━━━ MATERIAL PROVIDED ━━━

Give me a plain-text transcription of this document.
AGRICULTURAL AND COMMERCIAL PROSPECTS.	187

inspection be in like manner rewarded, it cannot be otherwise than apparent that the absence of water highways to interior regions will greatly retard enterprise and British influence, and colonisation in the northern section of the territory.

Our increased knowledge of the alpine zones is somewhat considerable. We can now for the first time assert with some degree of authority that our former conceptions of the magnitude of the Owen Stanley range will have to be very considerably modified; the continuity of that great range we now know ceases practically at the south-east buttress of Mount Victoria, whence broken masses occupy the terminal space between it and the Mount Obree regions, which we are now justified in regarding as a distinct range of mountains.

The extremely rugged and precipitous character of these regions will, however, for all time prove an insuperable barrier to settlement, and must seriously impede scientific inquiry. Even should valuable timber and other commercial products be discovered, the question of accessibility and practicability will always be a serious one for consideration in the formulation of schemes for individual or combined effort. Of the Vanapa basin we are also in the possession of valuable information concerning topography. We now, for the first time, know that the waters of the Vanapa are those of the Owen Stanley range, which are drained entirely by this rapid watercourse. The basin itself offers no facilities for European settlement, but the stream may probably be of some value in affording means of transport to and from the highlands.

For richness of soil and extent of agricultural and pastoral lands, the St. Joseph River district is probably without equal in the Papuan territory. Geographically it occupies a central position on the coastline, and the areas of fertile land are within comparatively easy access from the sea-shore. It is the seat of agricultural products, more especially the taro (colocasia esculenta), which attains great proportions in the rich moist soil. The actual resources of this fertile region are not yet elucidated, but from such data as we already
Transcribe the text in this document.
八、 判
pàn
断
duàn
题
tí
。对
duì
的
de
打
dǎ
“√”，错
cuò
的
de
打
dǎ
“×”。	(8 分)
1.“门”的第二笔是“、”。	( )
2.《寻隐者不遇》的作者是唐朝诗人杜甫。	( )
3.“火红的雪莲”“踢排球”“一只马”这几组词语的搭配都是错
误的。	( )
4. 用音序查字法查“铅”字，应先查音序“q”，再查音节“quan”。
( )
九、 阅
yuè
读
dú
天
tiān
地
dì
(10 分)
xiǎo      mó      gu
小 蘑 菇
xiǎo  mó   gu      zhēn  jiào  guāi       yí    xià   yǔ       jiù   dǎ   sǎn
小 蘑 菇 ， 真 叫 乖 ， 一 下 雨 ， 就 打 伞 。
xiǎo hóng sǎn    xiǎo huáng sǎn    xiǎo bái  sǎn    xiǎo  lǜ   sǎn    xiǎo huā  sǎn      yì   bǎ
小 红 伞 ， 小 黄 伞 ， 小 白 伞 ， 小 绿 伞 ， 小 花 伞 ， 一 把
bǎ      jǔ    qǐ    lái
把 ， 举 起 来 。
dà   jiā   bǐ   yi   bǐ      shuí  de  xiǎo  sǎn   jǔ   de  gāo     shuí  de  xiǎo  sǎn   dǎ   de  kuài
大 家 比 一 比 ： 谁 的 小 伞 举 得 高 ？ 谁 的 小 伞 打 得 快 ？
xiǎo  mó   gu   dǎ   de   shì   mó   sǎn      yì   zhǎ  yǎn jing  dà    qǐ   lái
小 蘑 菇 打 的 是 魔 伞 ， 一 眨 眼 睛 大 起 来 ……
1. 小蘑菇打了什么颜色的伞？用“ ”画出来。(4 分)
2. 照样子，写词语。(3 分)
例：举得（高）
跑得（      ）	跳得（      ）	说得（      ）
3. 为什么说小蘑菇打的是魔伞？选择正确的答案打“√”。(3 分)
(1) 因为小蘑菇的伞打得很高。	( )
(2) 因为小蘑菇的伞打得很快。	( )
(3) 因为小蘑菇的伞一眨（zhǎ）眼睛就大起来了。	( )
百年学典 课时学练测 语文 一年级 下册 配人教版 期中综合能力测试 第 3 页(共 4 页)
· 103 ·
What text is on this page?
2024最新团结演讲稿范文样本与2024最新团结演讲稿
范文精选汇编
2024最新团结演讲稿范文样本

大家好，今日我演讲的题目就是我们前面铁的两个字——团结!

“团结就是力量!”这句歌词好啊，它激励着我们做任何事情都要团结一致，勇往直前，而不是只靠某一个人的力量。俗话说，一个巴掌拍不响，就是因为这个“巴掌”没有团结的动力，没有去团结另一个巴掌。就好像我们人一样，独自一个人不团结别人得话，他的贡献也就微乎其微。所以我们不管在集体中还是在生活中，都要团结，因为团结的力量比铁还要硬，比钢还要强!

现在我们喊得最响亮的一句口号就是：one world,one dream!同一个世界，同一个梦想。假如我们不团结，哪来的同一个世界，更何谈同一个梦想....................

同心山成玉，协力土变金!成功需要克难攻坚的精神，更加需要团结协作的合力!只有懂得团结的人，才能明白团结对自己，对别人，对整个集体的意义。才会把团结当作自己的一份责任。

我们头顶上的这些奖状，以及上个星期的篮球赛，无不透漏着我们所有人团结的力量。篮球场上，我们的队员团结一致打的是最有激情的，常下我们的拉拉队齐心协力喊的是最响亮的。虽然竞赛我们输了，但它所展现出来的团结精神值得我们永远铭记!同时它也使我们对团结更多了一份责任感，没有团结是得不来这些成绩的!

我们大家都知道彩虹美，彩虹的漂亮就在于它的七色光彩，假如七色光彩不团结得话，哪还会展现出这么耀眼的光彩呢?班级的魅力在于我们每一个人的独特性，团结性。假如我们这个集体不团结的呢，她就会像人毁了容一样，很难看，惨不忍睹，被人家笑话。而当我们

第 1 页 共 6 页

━━━

| WHAT YOU SHOULD DO |
Reproduce all of the material above word for word.

| SOLUTION TO THIS PROBLEM |
Give me a plain-text transcription of this document.
AGRICULTURAL AND COMMERCIAL PROSPECTS.	187

inspection be in like manner rewarded, it cannot be otherwise than apparent that the absence of water highways to interior regions will greatly retard enterprise and British influence, and colonisation in the northern section of the territory.

Our increased knowledge of the alpine zones is somewhat considerable. We can now for the first time assert with some degree of authority that our former conceptions of the magnitude of the Owen Stanley range will have to be very considerably modified; the continuity of that great range we now know ceases practically at the south-east buttress of Mount Victoria, whence broken masses occupy the terminal space between it and the Mount Obree regions, which we are now justified in regarding as a distinct range of mountains.

The extremely rugged and precipitous character of these regions will, however, for all time prove an insuperable barrier to settlement, and must seriously impede scientific inquiry. Even should valuable timber and other commercial products be discovered, the question of accessibility and practicability will always be a serious one for consideration in the formulation of schemes for individual or combined effort. Of the Vanapa basin we are also in the possession of valuable information concerning topography. We now, for the first time, know that the waters of the Vanapa are those of the Owen Stanley range, which are drained entirely by this rapid watercourse. The basin itself offers no facilities for European settlement, but the stream may probably be of some value in affording means of transport to and from the highlands.

For richness of soil and extent of agricultural and pastoral lands, the St. Joseph River district is probably without equal in the Papuan territory. Geographically it occupies a central position on the coastline, and the areas of fertile land are within comparatively easy access from the sea-shore. It is the seat of agricultural products, more especially the taro (colocasia esculenta), which attains great proportions in the rich moist soil. The actual resources of this fertile region are not yet elucidated, but from such data as we already
Transcribe the text in this document.
八、 判
pàn
断
duàn
题
tí
。对
duì
的
de
打
dǎ
“√”，错
cuò
的
de
打
dǎ
“×”。	(8 分)
1.“门”的第二笔是“、”。	( )
2.《寻隐者不遇》的作者是唐朝诗人杜甫。	( )
3.“火红的雪莲”“踢排球”“一只马”这几组词语的搭配都是错
误的。	( )
4. 用音序查字法查“铅”字，应先查音序“q”，再查音节“quan”。
( )
九、 阅
yuè
读
dú
天
tiān
地
dì
(10 分)
xiǎo      mó      gu
小 蘑 菇
xiǎo  mó   gu      zhēn  jiào  guāi       yí    xià   yǔ       jiù   dǎ   sǎn
小 蘑 菇 ， 真 叫 乖 ， 一 下 雨 ， 就 打 伞 。
xiǎo hóng sǎn    xiǎo huáng sǎn    xiǎo bái  sǎn    xiǎo  lǜ   sǎn    xiǎo huā  sǎn      yì   bǎ
小 红 伞 ， 小 黄 伞 ， 小 白 伞 ， 小 绿 伞 ， 小 花 伞 ， 一 把
bǎ      jǔ    qǐ    lái
把 ， 举 起 来 。
dà   jiā   bǐ   yi   bǐ      shuí  de  xiǎo  sǎn   jǔ   de  gāo     shuí  de  xiǎo  sǎn   dǎ   de  kuài
大 家 比 一 比 ： 谁 的 小 伞 举 得 高 ？ 谁 的 小 伞 打 得 快 ？
xiǎo  mó   gu   dǎ   de   shì   mó   sǎn      yì   zhǎ  yǎn jing  dà    qǐ   lái
小 蘑 菇 打 的 是 魔 伞 ， 一 眨 眼 睛 大 起 来 ……
1. 小蘑菇打了什么颜色的伞？用“ ”画出来。(4 分)
2. 照样子，写词语。(3 分)
例：举得（高）
跑得（      ）	跳得（      ）	说得（      ）
3. 为什么说小蘑菇打的是魔伞？选择正确的答案打“√”。(3 分)
(1) 因为小蘑菇的伞打得很高。	( )
(2) 因为小蘑菇的伞打得很快。	( )
(3) 因为小蘑菇的伞一眨（zhǎ）眼睛就大起来了。	( )
百年学典 课时学练测 语文 一年级 下册 配人教版 期中综合能力测试 第 3 页(共 4 页)
· 103 ·
What text is on this page?
2024最新团结演讲稿范文样本与2024最新团结演讲稿
范文精选汇编
2024最新团结演讲稿范文样本

大家好，今日我演讲的题目就是我们前面铁的两个字——团结!

“团结就是力量!”这句歌词好啊，它激励着我们做任何事情都要团结一致，勇往直前，而不是只靠某一个人的力量。俗话说，一个巴掌拍不响，就是因为这个“巴掌”没有团结的动力，没有去团结另一个巴掌。就好像我们人一样，独自一个人不团结别人得话，他的贡献也就微乎其微。所以我们不管在集体中还是在生活中，都要团结，因为团结的力量比铁还要硬，比钢还要强!

现在我们喊得最响亮的一句口号就是：one world,one dream!同一个世界，同一个梦想。假如我们不团结，哪来的同一个世界，更何谈同一个梦想....................

同心山成玉，协力土变金!成功需要克难攻坚的精神，更加需要团结协作的合力!只有懂得团结的人，才能明白团结对自己，对别人，对整个集体的意义。才会把团结当作自己的一份责任。

我们头顶上的这些奖状，以及上个星期的篮球赛，无不透漏着我们所有人团结的力量。篮球场上，我们的队员团结一致打的是最有激情的，常下我们的拉拉队齐心协力喊的是最响亮的。虽然竞赛我们输了，但它所展现出来的团结精神值得我们永远铭记!同时它也使我们对团结更多了一份责任感，没有团结是得不来这些成绩的!

我们大家都知道彩虹美，彩虹的漂亮就在于它的七色光彩，假如七色光彩不团结得话，哪还会展现出这么耀眼的光彩呢?班级的魅力在于我们每一个人的独特性，团结性。假如我们这个集体不团结的呢，她就会像人毁了容一样，很难看，惨不忍睹，被人家笑话。而当我们

第 1 页 共 6 页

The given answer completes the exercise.